─── Data
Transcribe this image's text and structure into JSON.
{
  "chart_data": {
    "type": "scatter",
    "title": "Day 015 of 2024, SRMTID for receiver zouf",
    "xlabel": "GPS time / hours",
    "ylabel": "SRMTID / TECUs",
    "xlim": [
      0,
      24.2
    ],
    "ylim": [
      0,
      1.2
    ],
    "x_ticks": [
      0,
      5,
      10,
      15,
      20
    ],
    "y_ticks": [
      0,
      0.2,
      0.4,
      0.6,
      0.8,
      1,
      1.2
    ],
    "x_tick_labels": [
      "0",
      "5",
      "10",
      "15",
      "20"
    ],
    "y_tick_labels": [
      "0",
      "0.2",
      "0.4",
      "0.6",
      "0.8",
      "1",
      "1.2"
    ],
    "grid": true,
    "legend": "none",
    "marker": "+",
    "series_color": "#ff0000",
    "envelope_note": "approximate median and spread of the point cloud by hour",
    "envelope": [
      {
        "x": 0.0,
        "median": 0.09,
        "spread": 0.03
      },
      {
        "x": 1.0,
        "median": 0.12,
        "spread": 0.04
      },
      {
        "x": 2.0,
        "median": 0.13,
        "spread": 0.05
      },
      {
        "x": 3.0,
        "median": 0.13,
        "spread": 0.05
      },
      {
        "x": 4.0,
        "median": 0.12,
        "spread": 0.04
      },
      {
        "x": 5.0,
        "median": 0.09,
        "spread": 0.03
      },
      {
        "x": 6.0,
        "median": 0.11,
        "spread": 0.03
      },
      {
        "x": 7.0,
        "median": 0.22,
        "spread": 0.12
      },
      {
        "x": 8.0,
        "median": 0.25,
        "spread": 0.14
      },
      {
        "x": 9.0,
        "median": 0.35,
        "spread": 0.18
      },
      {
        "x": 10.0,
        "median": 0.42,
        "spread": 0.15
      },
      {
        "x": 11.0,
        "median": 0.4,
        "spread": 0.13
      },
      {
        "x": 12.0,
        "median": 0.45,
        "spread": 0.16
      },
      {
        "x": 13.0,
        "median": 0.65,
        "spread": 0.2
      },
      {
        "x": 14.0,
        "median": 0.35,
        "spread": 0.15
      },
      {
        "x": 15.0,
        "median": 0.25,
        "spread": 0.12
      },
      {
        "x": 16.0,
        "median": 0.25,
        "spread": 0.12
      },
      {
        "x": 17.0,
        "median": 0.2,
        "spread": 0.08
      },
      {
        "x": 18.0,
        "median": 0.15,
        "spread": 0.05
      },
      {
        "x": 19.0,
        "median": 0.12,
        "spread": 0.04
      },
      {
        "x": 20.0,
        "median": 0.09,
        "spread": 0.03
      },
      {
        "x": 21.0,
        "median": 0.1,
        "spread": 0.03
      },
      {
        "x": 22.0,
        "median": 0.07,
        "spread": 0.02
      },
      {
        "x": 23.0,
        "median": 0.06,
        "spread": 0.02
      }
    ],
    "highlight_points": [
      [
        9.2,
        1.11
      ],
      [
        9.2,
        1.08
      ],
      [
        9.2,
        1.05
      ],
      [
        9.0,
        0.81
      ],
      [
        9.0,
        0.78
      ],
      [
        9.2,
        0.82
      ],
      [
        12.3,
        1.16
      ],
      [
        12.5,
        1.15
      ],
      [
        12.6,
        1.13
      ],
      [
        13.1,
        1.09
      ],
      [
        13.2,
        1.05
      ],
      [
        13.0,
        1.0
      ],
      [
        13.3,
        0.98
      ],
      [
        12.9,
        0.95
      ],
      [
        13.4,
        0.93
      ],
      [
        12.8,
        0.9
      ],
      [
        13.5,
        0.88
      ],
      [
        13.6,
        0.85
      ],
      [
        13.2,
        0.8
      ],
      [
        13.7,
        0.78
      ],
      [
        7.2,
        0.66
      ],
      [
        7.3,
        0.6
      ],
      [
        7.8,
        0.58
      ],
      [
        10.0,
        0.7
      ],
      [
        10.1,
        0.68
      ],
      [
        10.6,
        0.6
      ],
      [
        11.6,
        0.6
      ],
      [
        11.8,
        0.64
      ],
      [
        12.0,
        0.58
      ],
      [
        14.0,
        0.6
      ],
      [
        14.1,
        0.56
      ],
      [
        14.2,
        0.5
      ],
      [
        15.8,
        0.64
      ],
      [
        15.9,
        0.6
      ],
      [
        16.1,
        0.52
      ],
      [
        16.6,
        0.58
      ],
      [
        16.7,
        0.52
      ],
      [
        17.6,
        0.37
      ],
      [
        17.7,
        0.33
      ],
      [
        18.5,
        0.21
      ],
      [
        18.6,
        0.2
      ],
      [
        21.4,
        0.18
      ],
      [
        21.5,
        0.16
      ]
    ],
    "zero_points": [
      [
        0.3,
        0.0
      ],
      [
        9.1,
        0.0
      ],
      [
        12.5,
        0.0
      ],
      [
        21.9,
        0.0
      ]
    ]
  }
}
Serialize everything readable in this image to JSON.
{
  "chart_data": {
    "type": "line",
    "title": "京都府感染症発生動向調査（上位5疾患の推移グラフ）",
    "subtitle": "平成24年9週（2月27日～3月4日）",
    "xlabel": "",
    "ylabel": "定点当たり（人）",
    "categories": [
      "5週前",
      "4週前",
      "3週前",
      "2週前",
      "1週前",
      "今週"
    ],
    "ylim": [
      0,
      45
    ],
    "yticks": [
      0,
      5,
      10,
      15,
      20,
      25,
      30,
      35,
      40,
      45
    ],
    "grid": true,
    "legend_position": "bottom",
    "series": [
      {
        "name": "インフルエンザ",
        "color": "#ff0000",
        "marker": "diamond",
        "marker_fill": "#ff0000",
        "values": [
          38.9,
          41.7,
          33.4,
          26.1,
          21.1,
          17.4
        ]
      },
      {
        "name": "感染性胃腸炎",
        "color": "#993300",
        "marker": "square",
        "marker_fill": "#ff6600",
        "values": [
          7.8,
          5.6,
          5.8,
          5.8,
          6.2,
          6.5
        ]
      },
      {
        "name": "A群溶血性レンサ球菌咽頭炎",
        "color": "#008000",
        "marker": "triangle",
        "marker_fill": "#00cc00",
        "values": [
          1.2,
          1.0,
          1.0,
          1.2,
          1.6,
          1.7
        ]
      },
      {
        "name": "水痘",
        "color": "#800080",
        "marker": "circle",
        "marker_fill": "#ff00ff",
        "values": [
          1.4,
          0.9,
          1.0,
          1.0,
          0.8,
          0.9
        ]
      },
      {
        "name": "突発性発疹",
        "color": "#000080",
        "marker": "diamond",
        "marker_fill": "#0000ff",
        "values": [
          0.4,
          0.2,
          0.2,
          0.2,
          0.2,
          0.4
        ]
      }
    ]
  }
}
──────
Could you reproduce every record above exactly as it appears?

• Written response:
Transcribe this image's text and structure into JSON.
{
  "chart_data": {
    "type": "scatter",
    "title": "Day 015 of 2024, SRMTID for receiver zouf",
    "xlabel": "GPS time / hours",
    "ylabel": "SRMTID / TECUs",
    "xlim": [
      0,
      24.2
    ],
    "ylim": [
      0,
      1.2
    ],
    "x_ticks": [
      0,
      5,
      10,
      15,
      20
    ],
    "y_ticks": [
      0,
      0.2,
      0.4,
      0.6,
      0.8,
      1,
      1.2
    ],
    "x_tick_labels": [
      "0",
      "5",
      "10",
      "15",
      "20"
    ],
    "y_tick_labels": [
      "0",
      "0.2",
      "0.4",
      "0.6",
      "0.8",
      "1",
      "1.2"
    ],
    "grid": true,
    "legend": "none",
    "marker": "+",
    "series_color": "#ff0000",
    "envelope_note": "approximate median and spread of the point cloud by hour",
    "envelope": [
      {
        "x": 0.0,
        "median": 0.09,
        "spread": 0.03
      },
      {
        "x": 1.0,
        "median": 0.12,
        "spread": 0.04
      },
      {
        "x": 2.0,
        "median": 0.13,
        "spread": 0.05
      },
      {
        "x": 3.0,
        "median": 0.13,
        "spread": 0.05
      },
      {
        "x": 4.0,
        "median": 0.12,
        "spread": 0.04
      },
      {
        "x": 5.0,
        "median": 0.09,
        "spread": 0.03
      },
      {
        "x": 6.0,
        "median": 0.11,
        "spread": 0.03
      },
      {
        "x": 7.0,
        "median": 0.22,
        "spread": 0.12
      },
      {
        "x": 8.0,
        "median": 0.25,
        "spread": 0.14
      },
      {
        "x": 9.0,
        "median": 0.35,
        "spread": 0.18
      },
      {
        "x": 10.0,
        "median": 0.42,
        "spread": 0.15
      },
      {
        "x": 11.0,
        "median": 0.4,
        "spread": 0.13
      },
      {
        "x": 12.0,
        "median": 0.45,
        "spread": 0.16
      },
      {
        "x": 13.0,
        "median": 0.65,
        "spread": 0.2
      },
      {
        "x": 14.0,
        "median": 0.35,
        "spread": 0.15
      },
      {
        "x": 15.0,
        "median": 0.25,
        "spread": 0.12
      },
      {
        "x": 16.0,
        "median": 0.25,
        "spread": 0.12
      },
      {
        "x": 17.0,
        "median": 0.2,
        "spread": 0.08
      },
      {
        "x": 18.0,
        "median": 0.15,
        "spread": 0.05
      },
      {
        "x": 19.0,
        "median": 0.12,
        "spread": 0.04
      },
      {
        "x": 20.0,
        "median": 0.09,
        "spread": 0.03
      },
      {
        "x": 21.0,
        "median": 0.1,
        "spread": 0.03
      },
      {
        "x": 22.0,
        "median": 0.07,
        "spread": 0.02
      },
      {
        "x": 23.0,
        "median": 0.06,
        "spread": 0.02
      }
    ],
    "highlight_points": [
      [
        9.2,
        1.11
      ],
      [
        9.2,
        1.08
      ],
      [
        9.2,
        1.05
      ],
      [
        9.0,
        0.81
      ],
      [
        9.0,
        0.78
      ],
      [
        9.2,
        0.82
      ],
      [
        12.3,
        1.16
      ],
      [
        12.5,
        1.15
      ],
      [
        12.6,
        1.13
      ],
      [
        13.1,
        1.09
      ],
      [
        13.2,
        1.05
      ],
      [
        13.0,
        1.0
      ],
      [
        13.3,
        0.98
      ],
      [
        12.9,
        0.95
      ],
      [
        13.4,
        0.93
      ],
      [
        12.8,
        0.9
      ],
      [
        13.5,
        0.88
      ],
      [
        13.6,
        0.85
      ],
      [
        13.2,
        0.8
      ],
      [
        13.7,
        0.78
      ],
      [
        7.2,
        0.66
      ],
      [
        7.3,
        0.6
      ],
      [
        7.8,
        0.58
      ],
      [
        10.0,
        0.7
      ],
      [
        10.1,
        0.68
      ],
      [
        10.6,
        0.6
      ],
      [
        11.6,
        0.6
      ],
      [
        11.8,
        0.64
      ],
      [
        12.0,
        0.58
      ],
      [
        14.0,
        0.6
      ],
      [
        14.1,
        0.56
      ],
      [
        14.2,
        0.5
      ],
      [
        15.8,
        0.64
      ],
      [
        15.9,
        0.6
      ],
      [
        16.1,
        0.52
      ],
      [
        16.6,
        0.58
      ],
      [
        16.7,
        0.52
      ],
      [
        17.6,
        0.37
      ],
      [
        17.7,
        0.33
      ],
      [
        18.5,
        0.21
      ],
      [
        18.6,
        0.2
      ],
      [
        21.4,
        0.18
      ],
      [
        21.5,
        0.16
      ]
    ],
    "zero_points": [
      [
        0.3,
        0.0
      ],
      [
        9.1,
        0.0
      ],
      [
        12.5,
        0.0
      ],
      [
        21.9,
        0.0
      ]
    ]
  }
}
Serialize everything readable in this image to JSON.
{
  "chart_data": {
    "type": "line",
    "title": "京都府感染症発生動向調査（上位5疾患の推移グラフ）",
    "subtitle": "平成24年9週（2月27日～3月4日）",
    "xlabel": "",
    "ylabel": "定点当たり（人）",
    "categories": [
      "5週前",
      "4週前",
      "3週前",
      "2週前",
      "1週前",
      "今週"
    ],
    "ylim": [
      0,
      45
    ],
    "yticks": [
      0,
      5,
      10,
      15,
      20,
      25,
      30,
      35,
      40,
      45
    ],
    "grid": true,
    "legend_position": "bottom",
    "series": [
      {
        "name": "インフルエンザ",
        "color": "#ff0000",
        "marker": "diamond",
        "marker_fill": "#ff0000",
        "values": [
          38.9,
          41.7,
          33.4,
          26.1,
          21.1,
          17.4
        ]
      },
      {
        "name": "感染性胃腸炎",
        "color": "#993300",
        "marker": "square",
        "marker_fill": "#ff6600",
        "values": [
          7.8,
          5.6,
          5.8,
          5.8,
          6.2,
          6.5
        ]
      },
      {
        "name": "A群溶血性レンサ球菌咽頭炎",
        "color": "#008000",
        "marker": "triangle",
        "marker_fill": "#00cc00",
        "values": [
          1.2,
          1.0,
          1.0,
          1.2,
          1.6,
          1.7
        ]
      },
      {
        "name": "水痘",
        "color": "#800080",
        "marker": "circle",
        "marker_fill": "#ff00ff",
        "values": [
          1.4,
          0.9,
          1.0,
          1.0,
          0.8,
          0.9
        ]
      },
      {
        "name": "突発性発疹",
        "color": "#000080",
        "marker": "diamond",
        "marker_fill": "#0000ff",
        "values": [
          0.4,
          0.2,
          0.2,
          0.2,
          0.2,
          0.4
        ]
      }
    ]
  }
}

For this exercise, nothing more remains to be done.